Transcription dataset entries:
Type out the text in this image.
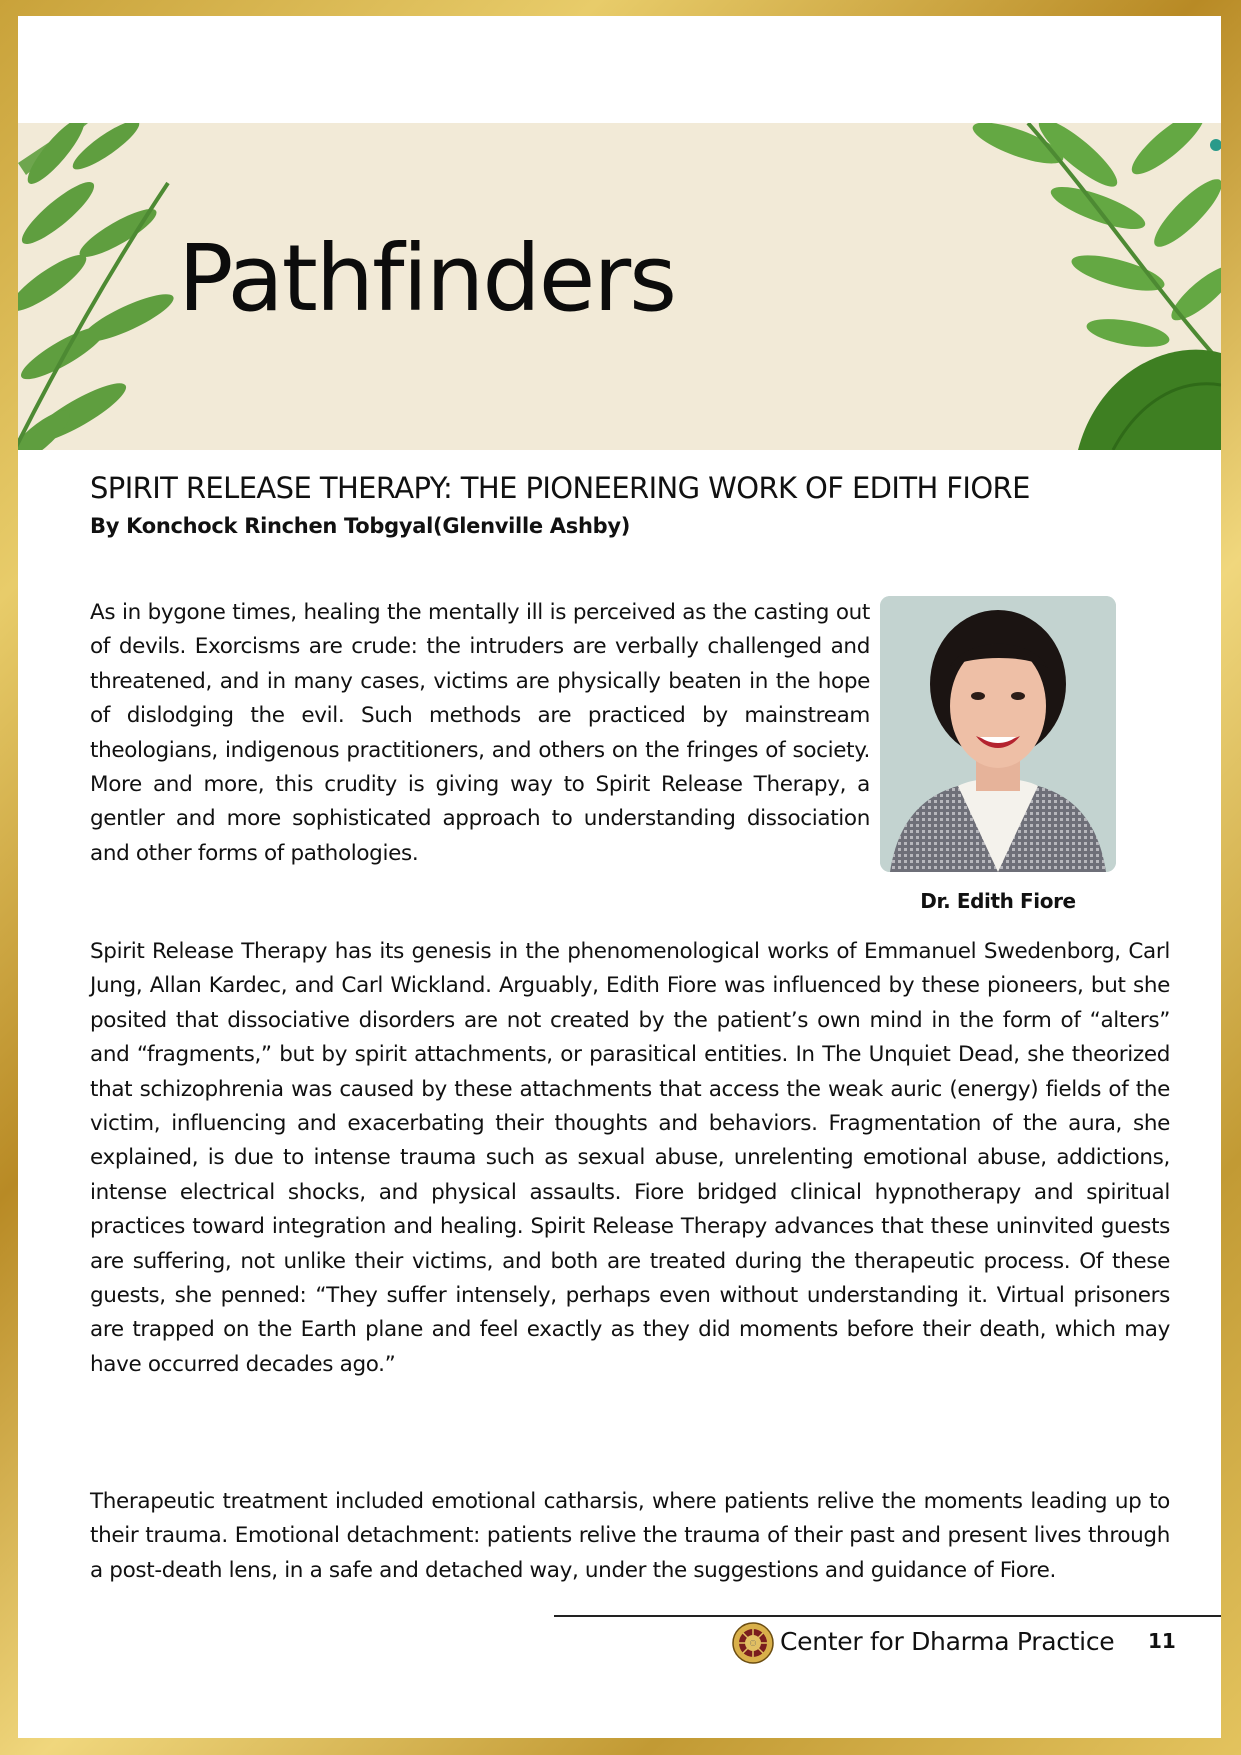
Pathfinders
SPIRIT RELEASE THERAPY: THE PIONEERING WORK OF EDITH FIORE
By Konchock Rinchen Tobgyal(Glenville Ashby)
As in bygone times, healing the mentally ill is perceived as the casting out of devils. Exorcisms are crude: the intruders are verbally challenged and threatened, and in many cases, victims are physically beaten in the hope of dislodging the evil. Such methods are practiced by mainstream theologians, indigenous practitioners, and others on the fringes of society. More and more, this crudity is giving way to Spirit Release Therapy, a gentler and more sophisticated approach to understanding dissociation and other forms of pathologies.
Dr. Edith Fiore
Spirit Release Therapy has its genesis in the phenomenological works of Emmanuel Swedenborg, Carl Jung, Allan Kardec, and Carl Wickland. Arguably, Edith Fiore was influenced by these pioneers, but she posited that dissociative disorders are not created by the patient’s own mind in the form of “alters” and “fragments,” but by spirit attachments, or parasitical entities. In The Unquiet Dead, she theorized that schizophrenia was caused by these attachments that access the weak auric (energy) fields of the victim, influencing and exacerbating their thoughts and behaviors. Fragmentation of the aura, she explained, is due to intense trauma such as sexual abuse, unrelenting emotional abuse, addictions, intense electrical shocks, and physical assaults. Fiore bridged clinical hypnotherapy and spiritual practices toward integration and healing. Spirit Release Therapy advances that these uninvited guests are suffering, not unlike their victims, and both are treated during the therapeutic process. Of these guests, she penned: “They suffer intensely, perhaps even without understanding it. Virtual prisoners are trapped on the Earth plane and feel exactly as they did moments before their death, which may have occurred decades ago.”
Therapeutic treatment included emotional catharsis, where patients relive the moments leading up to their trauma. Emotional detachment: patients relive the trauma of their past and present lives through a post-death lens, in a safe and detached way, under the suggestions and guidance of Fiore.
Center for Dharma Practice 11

WHAT IS EXPECTED: Return the preceding entries verbatim, with the pictures excluded.

TASK SOLUTION:
Type out the text in this image.
Pathfinders
SPIRIT RELEASE THERAPY: THE PIONEERING WORK OF EDITH FIORE
By Konchock Rinchen Tobgyal(Glenville Ashby)
As in bygone times, healing the mentally ill is perceived as the casting out of devils. Exorcisms are crude: the intruders are verbally challenged and threatened, and in many cases, victims are physically beaten in the hope of dislodging the evil. Such methods are practiced by mainstream theologians, indigenous practitioners, and others on the fringes of society. More and more, this crudity is giving way to Spirit Release Therapy, a gentler and more sophisticated approach to understanding dissociation and other forms of pathologies.
Dr. Edith Fiore
Spirit Release Therapy has its genesis in the phenomenological works of Emmanuel Swedenborg, Carl Jung, Allan Kardec, and Carl Wickland. Arguably, Edith Fiore was influenced by these pioneers, but she posited that dissociative disorders are not created by the patient’s own mind in the form of “alters” and “fragments,” but by spirit attachments, or parasitical entities. In The Unquiet Dead, she theorized that schizophrenia was caused by these attachments that access the weak auric (energy) fields of the victim, influencing and exacerbating their thoughts and behaviors. Fragmentation of the aura, she explained, is due to intense trauma such as sexual abuse, unrelenting emotional abuse, addictions, intense electrical shocks, and physical assaults. Fiore bridged clinical hypnotherapy and spiritual practices toward integration and healing. Spirit Release Therapy advances that these uninvited guests are suffering, not unlike their victims, and both are treated during the therapeutic process. Of these guests, she penned: “They suffer intensely, perhaps even without understanding it. Virtual prisoners are trapped on the Earth plane and feel exactly as they did moments before their death, which may have occurred decades ago.”
Therapeutic treatment included emotional catharsis, where patients relive the moments leading up to their trauma. Emotional detachment: patients relive the trauma of their past and present lives through a post-death lens, in a safe and detached way, under the suggestions and guidance of Fiore.
Center for Dharma Practice 11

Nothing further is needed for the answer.